++++ RECORDS FOR THE TASK

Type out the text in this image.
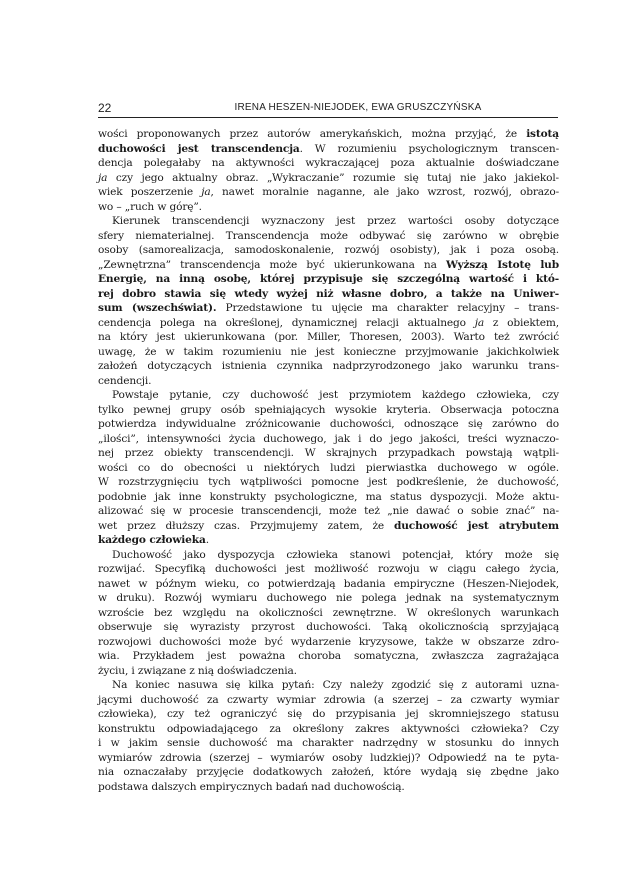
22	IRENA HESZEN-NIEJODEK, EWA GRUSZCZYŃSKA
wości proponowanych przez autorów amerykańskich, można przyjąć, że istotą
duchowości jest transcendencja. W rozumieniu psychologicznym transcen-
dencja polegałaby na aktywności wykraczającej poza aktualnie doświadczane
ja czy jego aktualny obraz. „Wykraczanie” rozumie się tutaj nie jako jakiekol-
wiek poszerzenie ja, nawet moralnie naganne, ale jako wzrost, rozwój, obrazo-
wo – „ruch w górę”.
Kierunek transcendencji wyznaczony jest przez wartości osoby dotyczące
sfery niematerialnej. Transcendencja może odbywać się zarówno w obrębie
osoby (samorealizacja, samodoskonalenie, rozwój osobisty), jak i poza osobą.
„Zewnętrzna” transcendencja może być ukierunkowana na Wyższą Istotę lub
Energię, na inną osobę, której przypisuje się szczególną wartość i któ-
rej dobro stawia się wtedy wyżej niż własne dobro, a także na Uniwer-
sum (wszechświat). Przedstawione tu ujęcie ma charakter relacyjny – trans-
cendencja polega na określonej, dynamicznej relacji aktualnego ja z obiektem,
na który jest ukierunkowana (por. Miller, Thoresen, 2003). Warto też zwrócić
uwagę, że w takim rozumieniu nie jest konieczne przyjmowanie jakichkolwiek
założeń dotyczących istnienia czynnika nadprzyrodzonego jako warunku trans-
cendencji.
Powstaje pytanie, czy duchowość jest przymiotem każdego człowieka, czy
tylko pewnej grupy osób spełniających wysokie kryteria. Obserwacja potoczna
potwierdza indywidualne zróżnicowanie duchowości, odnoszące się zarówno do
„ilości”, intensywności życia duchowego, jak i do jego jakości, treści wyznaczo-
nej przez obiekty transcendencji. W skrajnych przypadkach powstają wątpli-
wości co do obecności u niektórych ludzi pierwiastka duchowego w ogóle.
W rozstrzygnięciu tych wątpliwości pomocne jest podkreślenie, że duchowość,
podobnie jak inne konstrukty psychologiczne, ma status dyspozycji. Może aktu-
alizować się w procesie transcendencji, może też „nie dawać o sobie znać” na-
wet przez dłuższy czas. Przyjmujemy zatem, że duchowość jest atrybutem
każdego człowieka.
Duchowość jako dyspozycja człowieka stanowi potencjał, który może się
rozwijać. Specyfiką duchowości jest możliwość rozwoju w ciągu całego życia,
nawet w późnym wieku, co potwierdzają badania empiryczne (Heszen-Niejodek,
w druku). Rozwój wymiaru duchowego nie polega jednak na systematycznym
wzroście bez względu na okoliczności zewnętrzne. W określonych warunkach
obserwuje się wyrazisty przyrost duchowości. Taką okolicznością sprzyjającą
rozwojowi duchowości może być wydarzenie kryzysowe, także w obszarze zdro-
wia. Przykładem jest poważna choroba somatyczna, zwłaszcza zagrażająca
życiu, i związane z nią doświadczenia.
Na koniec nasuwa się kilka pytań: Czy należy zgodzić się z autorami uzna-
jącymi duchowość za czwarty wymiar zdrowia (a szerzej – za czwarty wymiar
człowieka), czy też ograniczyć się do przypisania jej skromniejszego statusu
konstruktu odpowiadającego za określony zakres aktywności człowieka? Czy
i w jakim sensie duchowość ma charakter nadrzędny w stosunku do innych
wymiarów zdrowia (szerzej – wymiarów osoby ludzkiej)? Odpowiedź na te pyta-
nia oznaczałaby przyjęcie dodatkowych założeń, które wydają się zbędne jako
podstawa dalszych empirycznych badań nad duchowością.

++++++++
++++ RECORDS FOR THE TASK

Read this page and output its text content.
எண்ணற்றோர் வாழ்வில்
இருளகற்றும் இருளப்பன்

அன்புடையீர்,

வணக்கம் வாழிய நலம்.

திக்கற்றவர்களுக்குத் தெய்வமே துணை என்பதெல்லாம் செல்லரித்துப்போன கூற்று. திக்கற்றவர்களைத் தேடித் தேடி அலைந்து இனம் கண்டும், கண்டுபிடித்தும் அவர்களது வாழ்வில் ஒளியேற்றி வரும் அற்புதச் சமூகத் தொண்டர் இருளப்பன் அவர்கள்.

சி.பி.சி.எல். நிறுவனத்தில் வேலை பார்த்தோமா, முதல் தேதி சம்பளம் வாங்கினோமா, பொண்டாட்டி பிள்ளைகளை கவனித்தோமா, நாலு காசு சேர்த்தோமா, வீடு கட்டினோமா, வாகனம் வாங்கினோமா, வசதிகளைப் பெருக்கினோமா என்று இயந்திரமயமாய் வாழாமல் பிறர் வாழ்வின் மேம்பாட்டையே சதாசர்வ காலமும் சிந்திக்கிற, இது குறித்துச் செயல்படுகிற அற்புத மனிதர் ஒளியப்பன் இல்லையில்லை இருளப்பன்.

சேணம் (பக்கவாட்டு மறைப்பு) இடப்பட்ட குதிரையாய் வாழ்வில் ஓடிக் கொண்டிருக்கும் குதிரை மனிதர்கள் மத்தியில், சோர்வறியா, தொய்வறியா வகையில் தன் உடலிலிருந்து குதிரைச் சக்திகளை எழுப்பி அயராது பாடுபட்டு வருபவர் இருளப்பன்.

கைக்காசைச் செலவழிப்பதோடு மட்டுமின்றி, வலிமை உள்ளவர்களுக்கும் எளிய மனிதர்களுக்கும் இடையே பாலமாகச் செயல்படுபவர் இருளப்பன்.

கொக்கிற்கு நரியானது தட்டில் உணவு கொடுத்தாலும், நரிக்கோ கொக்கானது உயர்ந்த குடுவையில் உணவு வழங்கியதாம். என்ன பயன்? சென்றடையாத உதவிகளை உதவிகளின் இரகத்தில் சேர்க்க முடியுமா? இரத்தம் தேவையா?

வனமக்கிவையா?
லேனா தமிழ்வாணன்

++++++++
++++ RECORDS FOR THE TASK

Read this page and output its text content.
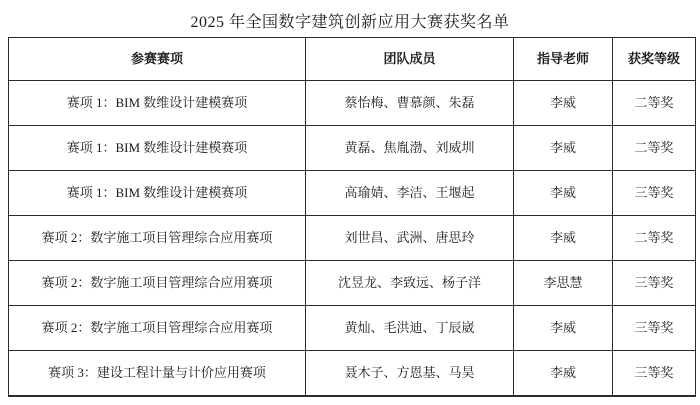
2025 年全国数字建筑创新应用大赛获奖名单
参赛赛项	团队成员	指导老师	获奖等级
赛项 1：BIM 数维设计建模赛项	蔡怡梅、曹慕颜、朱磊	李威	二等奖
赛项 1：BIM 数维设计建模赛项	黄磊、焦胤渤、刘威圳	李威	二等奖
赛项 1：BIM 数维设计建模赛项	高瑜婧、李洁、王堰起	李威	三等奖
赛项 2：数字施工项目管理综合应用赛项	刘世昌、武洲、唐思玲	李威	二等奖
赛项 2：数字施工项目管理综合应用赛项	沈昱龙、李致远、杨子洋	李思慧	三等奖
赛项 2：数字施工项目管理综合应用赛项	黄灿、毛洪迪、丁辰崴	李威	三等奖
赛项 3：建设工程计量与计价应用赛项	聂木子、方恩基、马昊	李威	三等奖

++++++++

GIVEN TASK => A line counts if it holds the word "transcendencji". How many lines of the entries count? Give the number only.

WRITTEN ANSWER => 3